(Stored data)
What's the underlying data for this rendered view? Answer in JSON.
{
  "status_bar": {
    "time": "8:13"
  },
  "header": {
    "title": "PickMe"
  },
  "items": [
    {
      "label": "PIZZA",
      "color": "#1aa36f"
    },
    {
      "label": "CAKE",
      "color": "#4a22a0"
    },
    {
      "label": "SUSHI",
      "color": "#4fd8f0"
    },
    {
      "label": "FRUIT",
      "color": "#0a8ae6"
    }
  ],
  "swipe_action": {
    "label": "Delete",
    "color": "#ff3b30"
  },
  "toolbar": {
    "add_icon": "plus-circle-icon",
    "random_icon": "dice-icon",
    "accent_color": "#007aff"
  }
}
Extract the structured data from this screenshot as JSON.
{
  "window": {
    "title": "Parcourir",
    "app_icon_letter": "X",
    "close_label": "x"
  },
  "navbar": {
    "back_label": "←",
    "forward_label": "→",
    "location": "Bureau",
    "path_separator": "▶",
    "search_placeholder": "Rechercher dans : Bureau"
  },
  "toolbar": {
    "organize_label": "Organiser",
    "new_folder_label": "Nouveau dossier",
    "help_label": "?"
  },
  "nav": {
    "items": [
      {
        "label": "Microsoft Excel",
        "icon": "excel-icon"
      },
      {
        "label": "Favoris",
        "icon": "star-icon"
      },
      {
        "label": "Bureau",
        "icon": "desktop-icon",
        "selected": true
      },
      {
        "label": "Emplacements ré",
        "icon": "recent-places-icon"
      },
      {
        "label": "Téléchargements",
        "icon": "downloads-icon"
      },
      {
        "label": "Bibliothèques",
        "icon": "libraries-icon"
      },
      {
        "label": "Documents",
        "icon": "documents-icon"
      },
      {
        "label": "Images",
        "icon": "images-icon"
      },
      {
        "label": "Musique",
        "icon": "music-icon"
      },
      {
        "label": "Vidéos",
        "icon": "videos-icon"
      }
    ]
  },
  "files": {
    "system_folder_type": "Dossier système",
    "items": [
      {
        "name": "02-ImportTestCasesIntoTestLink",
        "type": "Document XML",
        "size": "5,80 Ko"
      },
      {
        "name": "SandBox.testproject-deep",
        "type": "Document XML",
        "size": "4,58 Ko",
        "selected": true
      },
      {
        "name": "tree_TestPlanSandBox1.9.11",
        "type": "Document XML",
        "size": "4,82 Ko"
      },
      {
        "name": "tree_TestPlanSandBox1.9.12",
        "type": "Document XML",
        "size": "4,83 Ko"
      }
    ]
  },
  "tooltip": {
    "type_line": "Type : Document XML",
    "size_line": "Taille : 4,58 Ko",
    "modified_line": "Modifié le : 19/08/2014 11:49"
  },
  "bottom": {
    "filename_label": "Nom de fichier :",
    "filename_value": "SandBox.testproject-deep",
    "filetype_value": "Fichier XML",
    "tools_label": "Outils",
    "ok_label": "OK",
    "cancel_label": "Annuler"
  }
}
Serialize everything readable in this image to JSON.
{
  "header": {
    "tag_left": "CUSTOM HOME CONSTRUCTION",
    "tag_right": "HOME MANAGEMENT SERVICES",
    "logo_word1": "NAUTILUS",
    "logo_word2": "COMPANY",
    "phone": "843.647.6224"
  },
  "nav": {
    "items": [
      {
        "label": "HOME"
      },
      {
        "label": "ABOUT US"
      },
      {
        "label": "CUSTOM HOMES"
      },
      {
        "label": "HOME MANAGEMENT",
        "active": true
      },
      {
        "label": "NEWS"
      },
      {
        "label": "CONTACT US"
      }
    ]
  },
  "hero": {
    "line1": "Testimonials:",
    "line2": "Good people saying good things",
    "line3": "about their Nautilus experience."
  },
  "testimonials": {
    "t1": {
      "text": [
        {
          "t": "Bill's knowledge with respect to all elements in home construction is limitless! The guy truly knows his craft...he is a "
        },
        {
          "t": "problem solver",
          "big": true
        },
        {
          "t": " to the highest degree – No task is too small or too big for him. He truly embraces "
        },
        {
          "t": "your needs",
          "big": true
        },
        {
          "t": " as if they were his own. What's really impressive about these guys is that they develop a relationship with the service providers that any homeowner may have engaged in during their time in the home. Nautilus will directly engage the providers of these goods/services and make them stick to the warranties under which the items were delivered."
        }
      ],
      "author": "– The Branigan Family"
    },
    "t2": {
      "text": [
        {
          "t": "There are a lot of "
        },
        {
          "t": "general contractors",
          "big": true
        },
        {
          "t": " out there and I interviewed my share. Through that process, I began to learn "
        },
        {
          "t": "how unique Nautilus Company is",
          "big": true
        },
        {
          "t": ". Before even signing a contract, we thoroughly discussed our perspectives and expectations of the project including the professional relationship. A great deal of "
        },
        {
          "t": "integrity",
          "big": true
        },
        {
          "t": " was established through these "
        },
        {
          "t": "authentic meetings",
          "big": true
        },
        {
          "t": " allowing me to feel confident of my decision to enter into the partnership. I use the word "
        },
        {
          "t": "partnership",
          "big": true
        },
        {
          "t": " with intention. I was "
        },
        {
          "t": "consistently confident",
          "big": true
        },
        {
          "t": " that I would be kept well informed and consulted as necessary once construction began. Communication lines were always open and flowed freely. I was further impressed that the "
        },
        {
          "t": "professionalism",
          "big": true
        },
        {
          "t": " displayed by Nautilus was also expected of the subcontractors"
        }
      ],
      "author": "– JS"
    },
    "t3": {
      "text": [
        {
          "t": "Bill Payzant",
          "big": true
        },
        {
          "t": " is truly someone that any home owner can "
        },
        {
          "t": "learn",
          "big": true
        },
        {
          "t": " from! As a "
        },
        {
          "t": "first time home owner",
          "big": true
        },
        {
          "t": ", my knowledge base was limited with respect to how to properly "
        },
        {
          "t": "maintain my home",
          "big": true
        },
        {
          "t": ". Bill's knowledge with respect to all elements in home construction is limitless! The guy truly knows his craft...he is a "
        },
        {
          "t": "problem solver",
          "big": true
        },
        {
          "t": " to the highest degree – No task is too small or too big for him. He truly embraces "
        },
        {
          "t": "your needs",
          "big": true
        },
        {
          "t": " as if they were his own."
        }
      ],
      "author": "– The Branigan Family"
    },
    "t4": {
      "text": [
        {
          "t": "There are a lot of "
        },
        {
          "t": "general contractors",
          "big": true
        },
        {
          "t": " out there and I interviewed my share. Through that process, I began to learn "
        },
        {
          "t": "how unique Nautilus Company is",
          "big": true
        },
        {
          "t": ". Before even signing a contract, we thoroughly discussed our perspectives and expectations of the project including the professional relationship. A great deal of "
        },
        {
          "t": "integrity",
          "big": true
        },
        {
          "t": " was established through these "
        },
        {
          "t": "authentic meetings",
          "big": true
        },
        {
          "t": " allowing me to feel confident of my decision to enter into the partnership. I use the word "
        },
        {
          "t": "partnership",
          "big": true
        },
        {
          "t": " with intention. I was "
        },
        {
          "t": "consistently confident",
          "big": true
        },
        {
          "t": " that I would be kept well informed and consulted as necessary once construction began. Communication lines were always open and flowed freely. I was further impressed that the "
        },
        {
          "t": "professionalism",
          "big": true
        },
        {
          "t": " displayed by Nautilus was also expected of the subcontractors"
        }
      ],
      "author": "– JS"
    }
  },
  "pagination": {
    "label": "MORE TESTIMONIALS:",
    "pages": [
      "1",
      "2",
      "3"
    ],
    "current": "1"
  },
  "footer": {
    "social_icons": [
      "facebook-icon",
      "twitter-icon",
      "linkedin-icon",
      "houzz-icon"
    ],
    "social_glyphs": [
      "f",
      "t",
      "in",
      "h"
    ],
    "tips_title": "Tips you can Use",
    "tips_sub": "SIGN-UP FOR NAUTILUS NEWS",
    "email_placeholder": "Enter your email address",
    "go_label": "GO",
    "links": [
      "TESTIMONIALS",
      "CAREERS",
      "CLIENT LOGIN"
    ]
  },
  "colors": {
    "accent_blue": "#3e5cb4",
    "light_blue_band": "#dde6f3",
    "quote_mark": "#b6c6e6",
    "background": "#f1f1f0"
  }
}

» EXERCISE OBJECTIVE
Find the lines holding "time" and list every one.

» SOLUTION TO THE EXERCISE
    "time": "8:13"
          "t": " as if they were his own. What's really impressive about these guys is that they develop a relationship with the service providers that any homeowner may have engaged in during their time in the home. Nautilus will directly engage the providers of these goods/services and make them stick to the warranties under which the items were delivered."
          "t": "first time home owner",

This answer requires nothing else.